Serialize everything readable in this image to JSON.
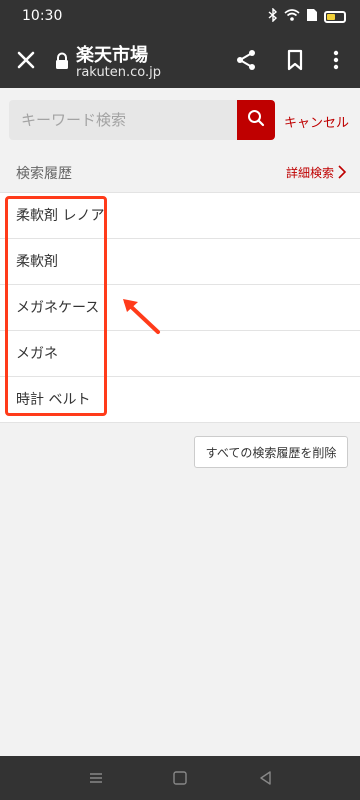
{
  "status_bar": {
    "time": "10:30",
    "battery_level": 0.55,
    "icons": [
      "bluetooth-icon",
      "wifi-icon",
      "sim-icon",
      "battery-icon"
    ]
  },
  "toolbar": {
    "title": "楽天市場",
    "url": "rakuten.co.jp"
  },
  "search": {
    "placeholder": "キーワード検索",
    "value": "",
    "cancel_label": "キャンセル"
  },
  "history": {
    "label": "検索履歴",
    "advanced_search_label": "詳細検索",
    "items": [
      {
        "label": "柔軟剤 レノア"
      },
      {
        "label": "柔軟剤"
      },
      {
        "label": "メガネケース"
      },
      {
        "label": "メガネ"
      },
      {
        "label": "時計 ベルト"
      }
    ],
    "clear_all_label": "すべての検索履歴を削除"
  },
  "colors": {
    "brand_red": "#bf0000",
    "chrome_dark": "#333333",
    "annotation_red": "#ff3b1a"
  }
}
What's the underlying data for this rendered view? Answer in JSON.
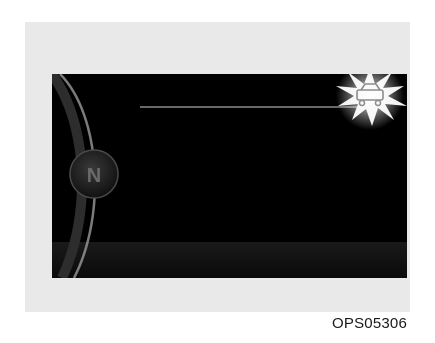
{
  "figure": {
    "caption": "OPS05306",
    "screen": {
      "gear_indicator_icon": "gear-n-icon",
      "warning_icon": "vehicle-warning-icon",
      "warning_state": "flashing"
    }
  },
  "colors": {
    "page_background": "#ffffff",
    "panel_background": "#e9e9e9",
    "screen_background": "#000000",
    "burst": "#ffffff"
  }
}
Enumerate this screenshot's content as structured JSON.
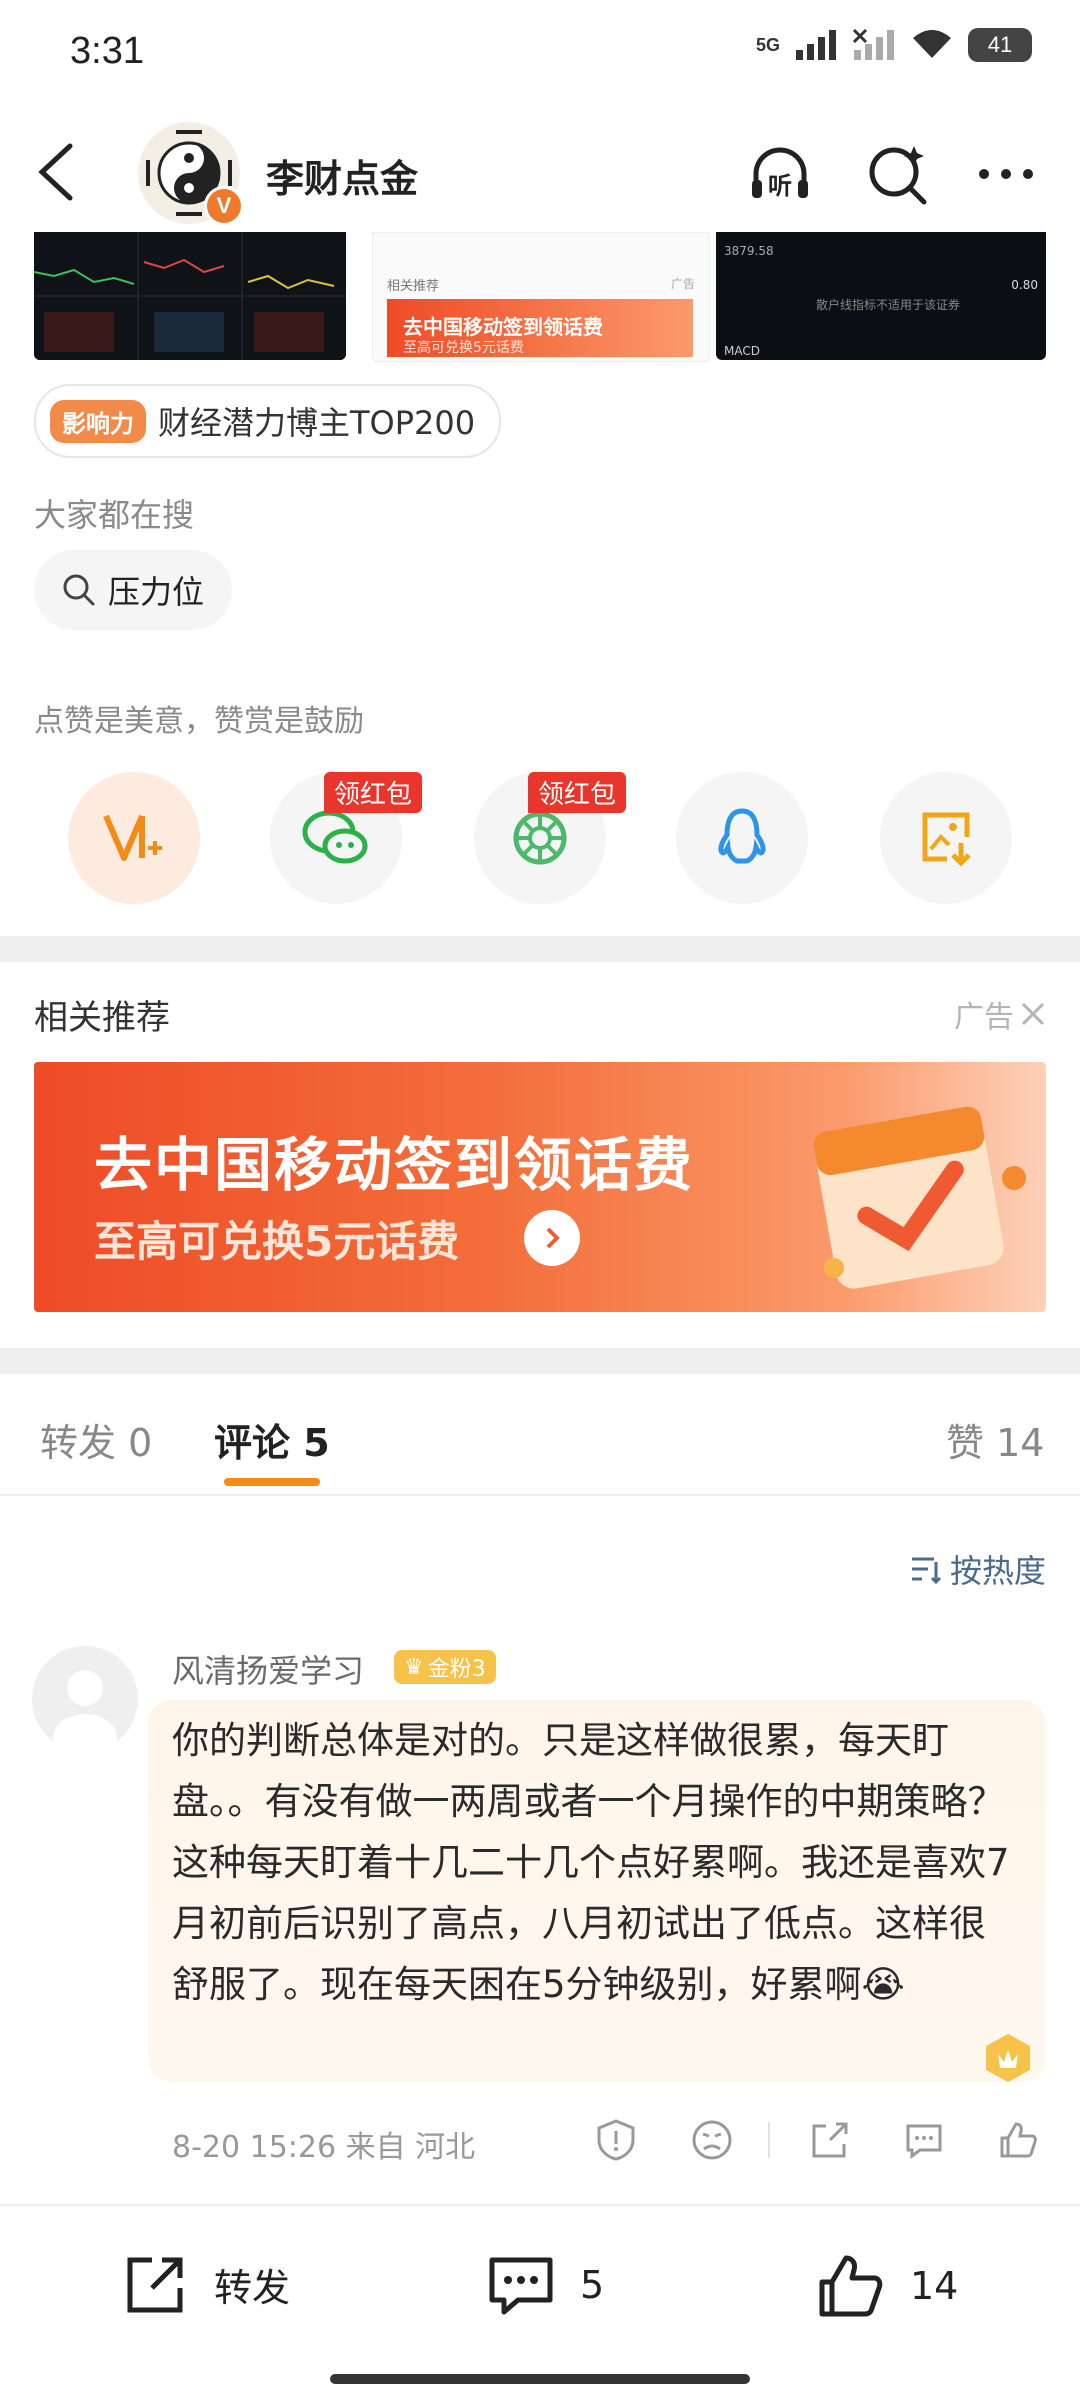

##############################

▶ _EXERCISE DIRECTIONS_
From the data, collect all lines where the string "ffffff" appears.

▶ _SOLVED EXERCISE_
    "page_background": "#ffffff",
    "burst": "#ffffff"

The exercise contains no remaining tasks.